__Selected excerpt__
────
A modern Pagan perspectivePosts RSS Comments RSS

Pagans, Jews, Neoconservatives

Neoconservative magazine The Weekly Standard reviews a posthumous collection of essays by Jewish sociographer and neoconservative Milton Himmelfarb (who passed away at the beginning of 2006). The collection, edited by his sister Gertrude Himmelfarb (wife of Irving Kristol an architect of the neoconservative movement, and mother to Bill Kristol an editor of The Weekly Standard), looks at relations between Christians and Jews and raises alarms over the rise of “paganism”.

“Although Jews and Gentiles is a book of essays, compiled posthumously, it has a theme: the rise of paganism in our times, and the fundamental, irreconcilable antagonism between paganism and Judaism. We must carefully distinguish (the author writes) between paganism and mere atheism. Paganism is a positive system of beliefs … For Himmelfarb, paganism is the characteristic religion of today’s elite–and it stands for promiscuity, misery, and death. He traces the taste for paganism to Enlightenment philo sophes such as Diderot, to their 20th-century academic admirers, and to the psychotic sixties, when nature-worship and sexual promiscuity began to seem positively good and Christianity (and Judaism even more, to the extent anyone ever thought about it) began to seem evil.”

Standard writer David Gelernter praises Himmelfarb’s “casual annihilation” of the notion that there is anything “admirable” about ancient pagan societies (from ancient Rome to India), and uncritically swallows the “Hitler was a pagan” meme so popular amongst certain apologists for the moral superiority of monotheism.

“Himmelfarb is careful to note that only paganism, and never Christianity, could have sponsored the Holocaust: “If one sentence could summarize Church law and practice over many centuries, it is this: the Jews are allowed to live, but not too well.” This sentence is worth a couple of academic monographs and a journal paper all by itself … The author compresses a shattering load of truth into three sentences: ‘The obedience of Himmler and the SS was to Hitler, not to anti-Semitism. . . . Hitler made the Holocaust because he wanted to make it. . . . Hitler was ex-Christian and anti-Christian.’”
────
__Information given__
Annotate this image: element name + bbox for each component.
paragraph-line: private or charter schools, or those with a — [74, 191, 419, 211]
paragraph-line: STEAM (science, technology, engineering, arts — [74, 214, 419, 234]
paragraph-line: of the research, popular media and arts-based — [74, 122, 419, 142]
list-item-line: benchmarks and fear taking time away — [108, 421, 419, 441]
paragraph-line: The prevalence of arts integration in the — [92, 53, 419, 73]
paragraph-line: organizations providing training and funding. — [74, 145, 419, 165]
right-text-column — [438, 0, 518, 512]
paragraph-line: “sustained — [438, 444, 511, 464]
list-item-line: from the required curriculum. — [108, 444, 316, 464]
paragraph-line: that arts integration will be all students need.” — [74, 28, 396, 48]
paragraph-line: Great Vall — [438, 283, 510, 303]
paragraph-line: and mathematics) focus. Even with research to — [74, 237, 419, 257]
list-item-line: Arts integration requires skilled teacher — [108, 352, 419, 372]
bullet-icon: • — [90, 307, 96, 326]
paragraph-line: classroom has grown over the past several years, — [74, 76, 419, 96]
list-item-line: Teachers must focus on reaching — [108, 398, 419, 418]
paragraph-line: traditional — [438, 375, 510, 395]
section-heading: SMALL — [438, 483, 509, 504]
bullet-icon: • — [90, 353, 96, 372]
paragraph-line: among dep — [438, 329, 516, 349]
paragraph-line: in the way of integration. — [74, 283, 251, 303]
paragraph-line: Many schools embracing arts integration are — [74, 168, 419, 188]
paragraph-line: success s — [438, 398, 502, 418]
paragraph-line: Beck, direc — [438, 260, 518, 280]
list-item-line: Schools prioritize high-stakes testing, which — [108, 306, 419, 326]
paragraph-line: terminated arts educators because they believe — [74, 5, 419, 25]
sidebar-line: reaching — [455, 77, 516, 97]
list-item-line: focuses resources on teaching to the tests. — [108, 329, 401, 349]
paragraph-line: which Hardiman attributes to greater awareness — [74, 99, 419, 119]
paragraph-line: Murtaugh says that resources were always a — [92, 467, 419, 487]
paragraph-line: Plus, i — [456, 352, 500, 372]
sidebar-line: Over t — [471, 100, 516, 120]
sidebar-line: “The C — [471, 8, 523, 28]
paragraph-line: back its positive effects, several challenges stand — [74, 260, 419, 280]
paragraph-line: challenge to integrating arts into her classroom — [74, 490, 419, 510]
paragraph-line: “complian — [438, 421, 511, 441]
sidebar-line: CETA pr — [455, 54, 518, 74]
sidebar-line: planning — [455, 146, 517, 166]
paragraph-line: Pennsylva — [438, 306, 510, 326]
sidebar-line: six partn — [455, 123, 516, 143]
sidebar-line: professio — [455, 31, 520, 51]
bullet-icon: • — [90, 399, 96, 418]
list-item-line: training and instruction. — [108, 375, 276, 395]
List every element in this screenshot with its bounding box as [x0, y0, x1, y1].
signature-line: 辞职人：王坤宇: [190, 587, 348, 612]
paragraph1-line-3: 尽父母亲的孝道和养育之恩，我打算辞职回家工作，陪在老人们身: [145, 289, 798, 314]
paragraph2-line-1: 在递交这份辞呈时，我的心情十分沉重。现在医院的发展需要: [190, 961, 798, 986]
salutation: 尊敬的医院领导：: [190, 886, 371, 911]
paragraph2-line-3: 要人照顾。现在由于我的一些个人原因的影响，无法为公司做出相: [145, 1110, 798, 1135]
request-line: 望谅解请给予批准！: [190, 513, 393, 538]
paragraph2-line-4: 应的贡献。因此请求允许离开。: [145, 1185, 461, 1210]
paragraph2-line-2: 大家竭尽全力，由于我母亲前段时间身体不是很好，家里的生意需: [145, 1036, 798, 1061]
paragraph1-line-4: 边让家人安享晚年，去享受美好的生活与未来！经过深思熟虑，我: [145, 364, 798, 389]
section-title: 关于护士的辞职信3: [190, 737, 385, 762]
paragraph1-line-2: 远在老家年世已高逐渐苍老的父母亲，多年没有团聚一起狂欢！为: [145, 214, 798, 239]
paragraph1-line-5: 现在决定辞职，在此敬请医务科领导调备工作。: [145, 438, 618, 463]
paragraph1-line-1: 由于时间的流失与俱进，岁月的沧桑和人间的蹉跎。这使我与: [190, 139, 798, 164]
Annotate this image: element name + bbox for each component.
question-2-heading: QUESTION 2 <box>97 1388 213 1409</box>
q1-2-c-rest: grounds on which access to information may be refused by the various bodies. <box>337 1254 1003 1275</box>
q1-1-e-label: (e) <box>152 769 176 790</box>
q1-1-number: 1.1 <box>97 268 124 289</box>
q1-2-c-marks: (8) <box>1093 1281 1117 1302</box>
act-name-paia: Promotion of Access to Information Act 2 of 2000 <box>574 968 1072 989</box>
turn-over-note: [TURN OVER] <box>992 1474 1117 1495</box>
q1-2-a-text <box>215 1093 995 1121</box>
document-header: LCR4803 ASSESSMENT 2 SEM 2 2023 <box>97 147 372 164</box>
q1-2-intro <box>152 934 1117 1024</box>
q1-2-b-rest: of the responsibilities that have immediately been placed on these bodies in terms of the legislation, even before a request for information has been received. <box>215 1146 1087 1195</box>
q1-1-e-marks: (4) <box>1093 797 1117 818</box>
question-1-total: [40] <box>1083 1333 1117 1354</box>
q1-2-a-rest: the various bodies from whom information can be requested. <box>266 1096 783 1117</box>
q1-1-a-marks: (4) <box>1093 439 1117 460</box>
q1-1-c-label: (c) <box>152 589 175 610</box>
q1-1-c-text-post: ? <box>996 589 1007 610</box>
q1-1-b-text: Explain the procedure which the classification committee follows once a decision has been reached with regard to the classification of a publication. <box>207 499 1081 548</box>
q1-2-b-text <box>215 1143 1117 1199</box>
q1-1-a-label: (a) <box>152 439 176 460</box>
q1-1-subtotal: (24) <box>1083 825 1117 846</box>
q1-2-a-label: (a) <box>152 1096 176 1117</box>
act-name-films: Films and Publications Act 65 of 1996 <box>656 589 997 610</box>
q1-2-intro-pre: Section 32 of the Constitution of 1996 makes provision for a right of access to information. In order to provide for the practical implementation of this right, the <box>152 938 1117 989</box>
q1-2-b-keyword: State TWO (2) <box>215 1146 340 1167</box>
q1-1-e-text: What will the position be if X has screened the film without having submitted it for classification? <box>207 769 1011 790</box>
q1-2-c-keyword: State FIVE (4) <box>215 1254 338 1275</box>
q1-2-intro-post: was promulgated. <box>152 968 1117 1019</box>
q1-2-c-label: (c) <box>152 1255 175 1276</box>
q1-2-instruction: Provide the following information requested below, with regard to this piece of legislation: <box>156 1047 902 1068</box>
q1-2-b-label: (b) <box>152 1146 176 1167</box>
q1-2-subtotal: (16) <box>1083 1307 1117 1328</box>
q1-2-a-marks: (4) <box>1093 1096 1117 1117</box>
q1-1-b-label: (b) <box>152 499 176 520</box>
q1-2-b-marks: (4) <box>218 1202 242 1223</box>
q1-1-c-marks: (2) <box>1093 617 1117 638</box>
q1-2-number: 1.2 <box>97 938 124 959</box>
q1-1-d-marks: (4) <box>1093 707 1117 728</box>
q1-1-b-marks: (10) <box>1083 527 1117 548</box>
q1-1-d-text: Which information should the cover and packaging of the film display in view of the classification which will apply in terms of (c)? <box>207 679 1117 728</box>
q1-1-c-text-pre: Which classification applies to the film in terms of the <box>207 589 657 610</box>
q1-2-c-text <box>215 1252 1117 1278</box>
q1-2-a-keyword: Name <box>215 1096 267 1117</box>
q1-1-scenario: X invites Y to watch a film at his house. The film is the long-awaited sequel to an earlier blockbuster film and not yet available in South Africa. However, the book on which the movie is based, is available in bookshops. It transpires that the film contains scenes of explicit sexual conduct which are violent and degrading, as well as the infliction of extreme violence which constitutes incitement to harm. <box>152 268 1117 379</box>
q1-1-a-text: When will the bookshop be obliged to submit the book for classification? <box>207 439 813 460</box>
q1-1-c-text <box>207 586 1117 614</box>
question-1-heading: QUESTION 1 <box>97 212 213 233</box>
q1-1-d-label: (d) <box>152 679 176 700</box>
────
__Activity__
Write the next part of the blog post about pagans, Jews, and neoconservatives, starting after its final sentence.

__Answer to this problem__
Statements like these seem to point at a troubling revisionism, a glossing over of Christianity’s sins towards Judaism by finding a common enemy (paganism). Despite these issues (or perhaps because of them) The Weekly Standard frames Himmelfard as some sort of reincarnation of essayist and critic Samuel Johnson (who famously wrote that “patriotism is the last refuge of a scoundrel”). But in these crude smear-pieces depicting “pagan” societies as evil and without a moral compass aren’t we paving a road that will eventually lead to more religious intolerance and violence? Creating a common enemy is a tactic that often backfires. Everyone, including neoconservatives, should step lightly before endorsing such a course towards deepening an alliance between conservative Christians and Jews.

4 responses so far

  • cuupsres

    Gelenter does have something to worry about and the article’s emphasis on support for Israel is really telling. Right wing Christian support for Israel ( mysteriously tied up with the Book of Revelation http://zmagsite.zmag.org/oct2002/berkowitz1002.htm) could become less decisive were paganism in the US to grow (even more than it already has). While we’re never likely to be a majority, our influence could gradually spell the end of support for the government of someone else’s holy land. So Gelenter and Himmelfarb fulminate using the language of the Religious Right (promiscuity, misery, death) to keep their allies whipped up. Pathetic, but then again the influence of Judaism is declining in the US from declinging numbers and the rise of Islam – whose followers have no special feeling about bringing about the Second Coming.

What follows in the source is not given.